● **Request**: Copy every line that holds "Manual".

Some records
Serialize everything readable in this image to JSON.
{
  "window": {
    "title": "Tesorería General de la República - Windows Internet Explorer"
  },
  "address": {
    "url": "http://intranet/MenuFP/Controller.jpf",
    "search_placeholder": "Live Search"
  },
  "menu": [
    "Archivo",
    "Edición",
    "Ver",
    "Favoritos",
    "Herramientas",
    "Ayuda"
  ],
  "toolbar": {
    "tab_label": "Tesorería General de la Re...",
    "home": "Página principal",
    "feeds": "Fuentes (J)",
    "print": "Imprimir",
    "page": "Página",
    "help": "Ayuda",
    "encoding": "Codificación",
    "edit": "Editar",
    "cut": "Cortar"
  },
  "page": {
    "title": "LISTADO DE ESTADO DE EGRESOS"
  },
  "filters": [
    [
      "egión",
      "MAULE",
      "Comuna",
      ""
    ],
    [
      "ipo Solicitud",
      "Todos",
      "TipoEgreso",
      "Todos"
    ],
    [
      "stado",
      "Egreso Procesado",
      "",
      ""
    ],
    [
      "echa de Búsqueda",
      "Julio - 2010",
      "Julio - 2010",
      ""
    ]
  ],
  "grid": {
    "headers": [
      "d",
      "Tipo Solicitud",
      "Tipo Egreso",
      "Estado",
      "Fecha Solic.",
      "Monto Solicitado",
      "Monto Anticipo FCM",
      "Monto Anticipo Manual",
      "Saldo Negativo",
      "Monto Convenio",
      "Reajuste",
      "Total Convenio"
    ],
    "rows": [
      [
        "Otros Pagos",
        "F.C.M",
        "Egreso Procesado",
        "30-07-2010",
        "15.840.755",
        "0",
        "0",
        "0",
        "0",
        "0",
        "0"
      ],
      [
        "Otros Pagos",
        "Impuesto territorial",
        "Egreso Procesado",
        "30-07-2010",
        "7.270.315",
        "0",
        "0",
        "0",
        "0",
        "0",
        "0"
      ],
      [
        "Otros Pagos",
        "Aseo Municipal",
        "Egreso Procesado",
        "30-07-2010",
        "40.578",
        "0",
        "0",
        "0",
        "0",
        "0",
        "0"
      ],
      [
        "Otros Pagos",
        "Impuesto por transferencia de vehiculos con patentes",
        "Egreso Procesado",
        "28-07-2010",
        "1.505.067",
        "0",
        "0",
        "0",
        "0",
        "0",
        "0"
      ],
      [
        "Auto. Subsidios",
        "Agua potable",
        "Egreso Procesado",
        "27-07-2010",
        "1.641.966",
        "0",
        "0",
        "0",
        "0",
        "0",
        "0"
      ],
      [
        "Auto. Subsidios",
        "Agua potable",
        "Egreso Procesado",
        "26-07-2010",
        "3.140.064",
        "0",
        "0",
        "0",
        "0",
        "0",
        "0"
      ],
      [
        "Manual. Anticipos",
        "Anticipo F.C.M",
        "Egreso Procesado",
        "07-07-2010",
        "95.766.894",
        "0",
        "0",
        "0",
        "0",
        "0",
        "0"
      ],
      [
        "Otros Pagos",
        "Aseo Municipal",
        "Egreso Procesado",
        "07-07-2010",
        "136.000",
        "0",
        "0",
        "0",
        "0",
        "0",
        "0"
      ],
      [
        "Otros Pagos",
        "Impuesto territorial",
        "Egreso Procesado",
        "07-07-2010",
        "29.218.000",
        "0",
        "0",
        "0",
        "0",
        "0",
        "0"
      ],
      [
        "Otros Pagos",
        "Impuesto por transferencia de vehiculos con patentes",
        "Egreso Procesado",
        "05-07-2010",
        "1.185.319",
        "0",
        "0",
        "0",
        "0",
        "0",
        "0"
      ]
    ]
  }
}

* * *

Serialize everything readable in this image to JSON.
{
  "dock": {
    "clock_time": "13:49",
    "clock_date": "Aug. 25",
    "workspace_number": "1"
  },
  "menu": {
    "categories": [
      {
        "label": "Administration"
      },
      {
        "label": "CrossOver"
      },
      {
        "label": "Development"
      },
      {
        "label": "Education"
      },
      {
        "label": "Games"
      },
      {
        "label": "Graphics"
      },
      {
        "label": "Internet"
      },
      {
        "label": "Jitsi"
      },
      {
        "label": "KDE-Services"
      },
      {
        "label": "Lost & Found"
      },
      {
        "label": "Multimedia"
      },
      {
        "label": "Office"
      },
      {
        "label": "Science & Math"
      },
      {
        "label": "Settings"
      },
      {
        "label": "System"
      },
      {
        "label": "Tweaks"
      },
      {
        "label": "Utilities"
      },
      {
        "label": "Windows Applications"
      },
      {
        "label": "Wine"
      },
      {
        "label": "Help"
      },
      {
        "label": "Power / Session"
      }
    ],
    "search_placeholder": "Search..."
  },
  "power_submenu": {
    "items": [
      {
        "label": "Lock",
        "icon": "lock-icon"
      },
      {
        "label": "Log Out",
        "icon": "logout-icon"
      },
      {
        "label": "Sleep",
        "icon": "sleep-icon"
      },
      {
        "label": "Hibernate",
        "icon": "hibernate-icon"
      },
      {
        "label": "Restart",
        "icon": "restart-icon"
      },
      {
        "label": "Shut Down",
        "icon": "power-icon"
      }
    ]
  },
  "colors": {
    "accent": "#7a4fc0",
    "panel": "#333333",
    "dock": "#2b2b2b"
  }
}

● **Result of this task**:
      "Monto Anticipo Manual",
        "Manual. Anticipos",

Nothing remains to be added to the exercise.